Lines containing "JSON" are to be counted. Report the count alone.

[Structured figure records]
<<<<

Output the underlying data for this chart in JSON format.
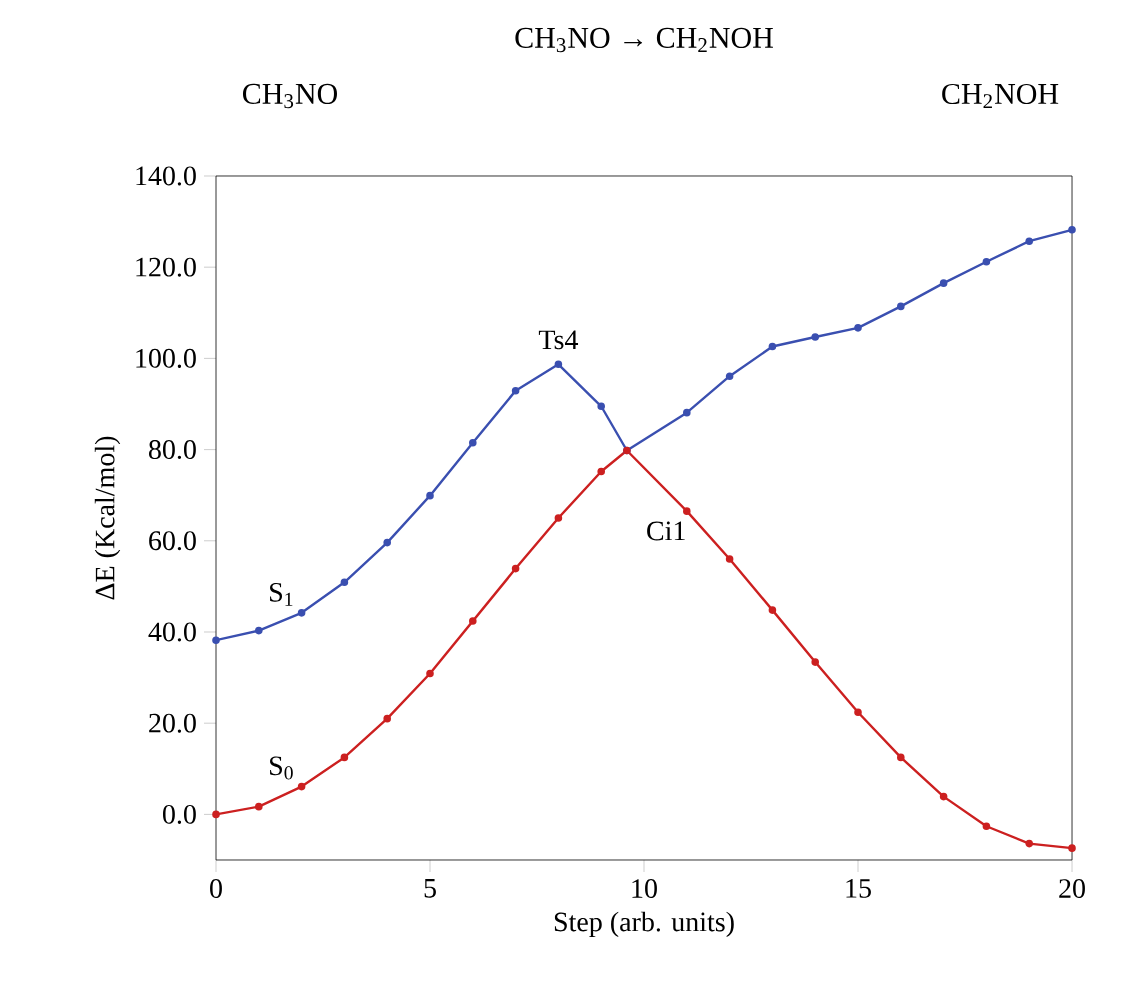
{
  "chart_data": {
    "type": "line",
    "title": "CH$_{3}$NO → CH$_{2}$NOH",
    "xlabel": "Step (arb. units)",
    "ylabel": "ΔE (Kcal/mol)",
    "x": [
      0,
      1,
      2,
      3,
      4,
      5,
      6,
      7,
      8,
      9,
      9.6,
      11,
      12,
      13,
      14,
      15,
      16,
      17,
      18,
      19,
      20
    ],
    "series": [
      {
        "name": "S$_{1}$",
        "color": "#3a4fb0",
        "values": [
          38.2,
          40.3,
          44.2,
          50.9,
          59.6,
          69.9,
          81.5,
          92.9,
          98.7,
          89.5,
          79.8,
          88.1,
          96.1,
          102.6,
          104.7,
          106.7,
          111.4,
          116.5,
          121.2,
          125.7,
          128.2
        ]
      },
      {
        "name": "S$_{0}$",
        "color": "#cc2020",
        "values": [
          0,
          1.7,
          6.1,
          12.5,
          21.0,
          30.9,
          42.4,
          53.9,
          65.0,
          75.2,
          79.8,
          66.5,
          56.0,
          44.8,
          33.4,
          22.4,
          12.5,
          3.9,
          -2.6,
          -6.4,
          -7.4
        ]
      }
    ],
    "xlim": [
      0,
      20
    ],
    "ylim": [
      -10,
      140
    ],
    "xticks": [
      0,
      5,
      10,
      15,
      20
    ],
    "yticks": [
      {
        "value": 0,
        "label": "0.0"
      },
      {
        "value": 20,
        "label": "20.0"
      },
      {
        "value": 40,
        "label": "40.0"
      },
      {
        "value": 60,
        "label": "60.0"
      },
      {
        "value": 80,
        "label": "80.0"
      },
      {
        "value": 100,
        "label": "100.0"
      },
      {
        "value": 120,
        "label": "120.0"
      },
      {
        "value": 140,
        "label": "140.0"
      }
    ],
    "annotations": [
      "CH$_{3}$NO",
      "CH$_{2}$NOH",
      {
        "text": "Ts4",
        "x": 8,
        "y": 98.7
      },
      {
        "text": "Ci1",
        "x": 9.6,
        "y": 79.8
      }
    ],
    "marker": "circle",
    "line_style": "solid",
    "grid": false
  }
}
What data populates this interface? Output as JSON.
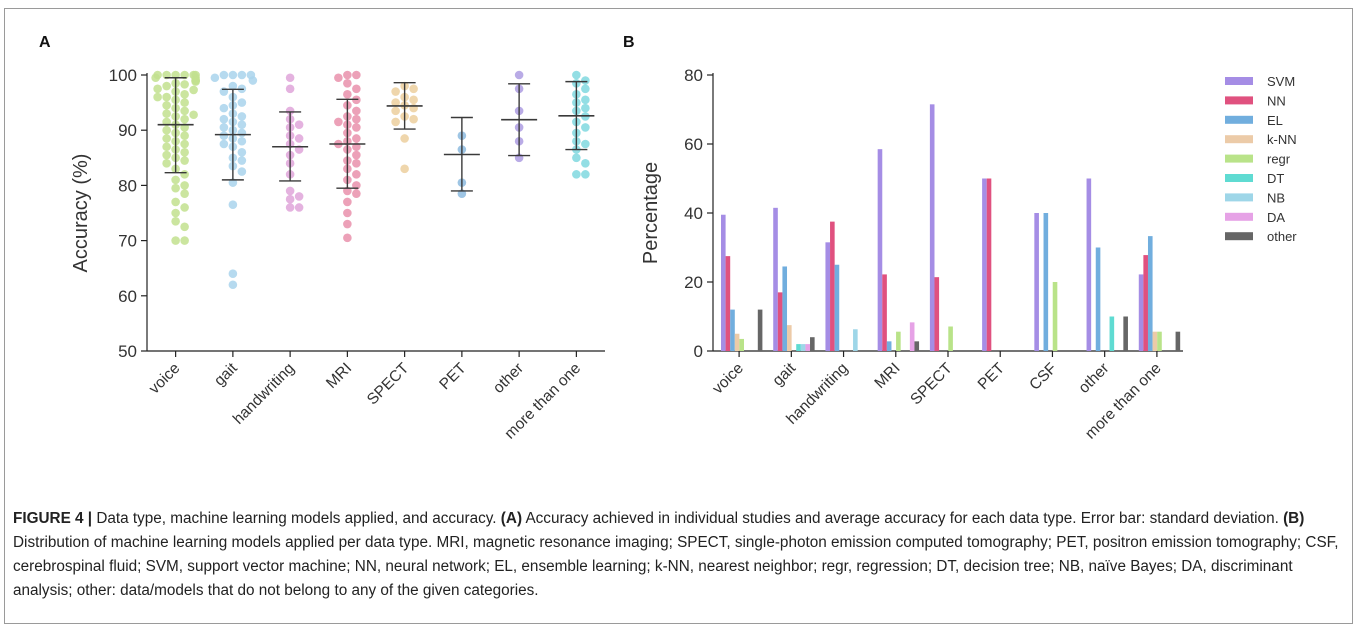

>>>>

▸ Response below: 2